-- Article --

"""

[Here’s one last draft I’ve found to polish off–this one only from a year ago. It’s a little bit of a touch subject–I’m not trying to denigrate what the NASA teams mentioned in this post were doing, just trying to suggest another, possibly better way of achieving the same underlying goal–that of giving new NASA engineers hands-on experience working on lean, fast-moving engineering projects.]
I’ve written about the idea of NASA/AFRL externships before, but lately I’ve been thinking about the idea again as an alternative to NASA “training-wheels” intramural R&D. By “training wheels” intramural R&D, I’m talking about internally run NASA R&D projects which have training new engineers as one of their primary purposes. As I’ve pointed out many times in the past, knowledge and experience of how to do things doesn’t reside in documentation or in the walls of an organization, it resides in people. And that knowledge/experience has a “shelf-life.” People who haven’t had recent experience can get rusty, and over time, even those people can disperse, either via retirement, job changes, etc. So having some way of training new teams and giving them solid, hands-on experience early in their careers is really important.
While NASA talks about its expertise in designing and building new launch vehicles, the reality is that many, if not most of the NASA people with actual experience in that area are gone by now (either dead or retired). The last successful new launch vehicle that NASA had a major role in was the Shuttle, and that flew for the first time 35 years ago, and any engineer older than 30 at that point has by now passed retirement age. While NASA won’t admit this problem too publicly, I think it has at least recognized this experience issue internally, which is why they’ve pushed hard on intramural R&D projects like Project Morpheus, Robonaut, Valkyrie and others over the past few years1. When you talk to people at NASA about some of these projects (and similar projects at other centers), you often hear one of the major justifications being that NASA is undergoing a lot of turnover as most of the existing NASA civil servants retire over the next decade or two. The newer hires don’t have experience building and running space projects, so having “training wheels” projects that they can get initial experience with, and even try out new ways of doing things, is a good way of making sure NASA prepares the next generation of engineers to take over as the current generation exits stage right.
Before I go on, I need to say that I find this desire admirable–NASA is taking a proactive approach to make sure their tax-payer-funded people have real hands-on experience, not just book learning. This is in general a very good thing.
These intramural R&D programs are also often sold as being very inexpensive–Morpheus for instance has bragged in the past that they’ve spent less than $5-10M getting to where they’re at. That would seem like a pretty reasonable price compared to commercial VTVL efforts. But then you hear that they’ve had >60 engineers working on the project over the past few years. There’s no way the fully-burdened cost of a NASA engineer is anything less than $100k/yr, more likely it’s in the $200k/yr range. NASA doesn’t count those costs, since they would’ve paid for that labor anyway, but it’s a real part of the cost of the project. When you take fully burdened costs into consideration, Morpheus has probably cost NASA more like $40M+ total, which all of the sudden stops seeming so frugal compared to comparable commercial efforts at companies like Masten and the now-defunct Armadillo Aerospace. Similarly, the Valkyrie robotics project has been called a $2M project, but it has also been reported to have over 50 FTEs working on it for over a year. That means it’s more like a $12-15M project.
The question becomes is this the best way of spending NASA resources to train future civil servants?

"""

-- Tasks and exercises --
a. In the post on NASA's "training-wheels" R&D, how many engineers does Morpheus reportedly have had working on it over the past few years?
b. Write the next part of the post on NASA's "training-wheels" R&D, picking up after its final question.

-- Record excerpts --
"""

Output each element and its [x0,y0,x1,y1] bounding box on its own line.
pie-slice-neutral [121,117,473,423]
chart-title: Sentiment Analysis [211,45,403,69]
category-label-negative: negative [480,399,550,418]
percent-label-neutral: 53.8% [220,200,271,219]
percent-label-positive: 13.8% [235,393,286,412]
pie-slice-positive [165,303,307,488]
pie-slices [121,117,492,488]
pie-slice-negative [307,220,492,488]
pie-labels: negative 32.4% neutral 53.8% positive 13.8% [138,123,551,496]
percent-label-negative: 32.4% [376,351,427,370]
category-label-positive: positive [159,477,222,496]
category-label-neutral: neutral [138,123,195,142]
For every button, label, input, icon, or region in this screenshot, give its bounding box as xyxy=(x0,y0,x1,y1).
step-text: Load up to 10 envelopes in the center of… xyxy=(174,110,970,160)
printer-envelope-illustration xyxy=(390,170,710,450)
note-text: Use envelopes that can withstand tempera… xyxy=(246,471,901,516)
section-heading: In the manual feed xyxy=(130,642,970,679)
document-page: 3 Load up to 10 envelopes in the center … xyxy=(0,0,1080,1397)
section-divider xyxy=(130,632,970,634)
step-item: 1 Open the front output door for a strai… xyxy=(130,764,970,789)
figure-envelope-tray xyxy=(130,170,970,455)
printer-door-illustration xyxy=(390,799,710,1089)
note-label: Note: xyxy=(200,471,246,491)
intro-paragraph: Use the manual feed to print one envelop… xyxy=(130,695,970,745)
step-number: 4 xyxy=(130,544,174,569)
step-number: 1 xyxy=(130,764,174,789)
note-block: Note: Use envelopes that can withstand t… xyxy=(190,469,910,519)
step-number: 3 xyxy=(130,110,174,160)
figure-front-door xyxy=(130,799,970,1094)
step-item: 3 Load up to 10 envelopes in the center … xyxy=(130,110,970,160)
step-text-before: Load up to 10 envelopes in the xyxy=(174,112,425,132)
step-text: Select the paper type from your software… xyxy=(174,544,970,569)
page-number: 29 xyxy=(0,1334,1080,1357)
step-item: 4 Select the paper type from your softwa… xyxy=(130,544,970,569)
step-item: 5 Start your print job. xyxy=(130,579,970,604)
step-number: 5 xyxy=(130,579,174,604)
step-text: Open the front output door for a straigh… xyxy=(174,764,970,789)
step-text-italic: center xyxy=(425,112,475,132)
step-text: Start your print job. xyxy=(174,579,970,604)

"""

-- Expected answers --
a. More than 60 engineers.

b.
Possibly, but I have my doubts for the following three reasons:
- These projects in many cases compete with commercial efforts. While they may potentially create new NASA operational capabilities, they don’t encourage the creation of profitable new commercial space capabilities. By removing a good chunk of the NASA market for things like VTVL test beds or robotics systems, they make it that much harder to create businesses that serve NASA as one customer among many. NASA’s budget is unlikely to grow much over the coming years, so the best way for it to improve its bang for the buck is to encourage commercial companies to provide the services they need, in a way that allows them to get significant non-NASA customers so NASA isn’t having to carry the full burden of the fixed costs of those capabilities. Wouldn’t it be better if NASA found a way to train their engineers that actually encouraged the commercial development of space?
- While these projects teach engineers to do things cheaper than the traditional NASA way, they’re still very inefficient compared to commercial efforts. As one case in point, I had a friend who briefly worked with the Morpheus team. He was familiar with what the NGLLC teams had accomplished, and was surprised to find that for instance, the NASA team had over a dozen engineers working on GN&C and flight controls–a job that most of the smaller companies did just fine with 1 or 2 guys. While this may be a “new way of doing GN&C at NASA”, and may be a step in the right direction, wouldn’t it be better to train engineers in an environment that is as lean as private enterprise? While the NASA environment may not allow all lessons learned from private enterprise to be directly translated into practice, I think it would still help provide a better yardstick for them to compare how efficient they’re really being.
- These projects tend to develop IP that they then lock-up at NASA. While it’s possible to license those technologies, in many cases exclusively, that tends to favor companies with the deepest pockets or best lawyers/connections, not the ones with the best ability to successfully commercialize those technologies. While there are some examples of companies buying their way into a NASA technology and commercializing it well, I think it’s probably more likely to happen when the company already has technical chops of their own. Wouldn’t it be great if NASA could train its engineers in a way that disseminated the IP better into the hands of commercial companies that were well-poised to bring those technologies to market?
If the only way to get new NASA engineers more practical, hands-on experience was via these intramural R&D projects, it might be worth it, in spite of the negative impacts to commercial industry. But what if there was a way to get them experience in a way that actually helped commercial industry instead of competing against it? While the devil is probably in the details, I think “externships” are a potential way of doing this. For those of you who didn’t read the previous post, an “externship” is kind of like an internship, but instead of having a student or recent graduate work for you for a few months, you would get a NASA employee “on loan” for a specified amount of time.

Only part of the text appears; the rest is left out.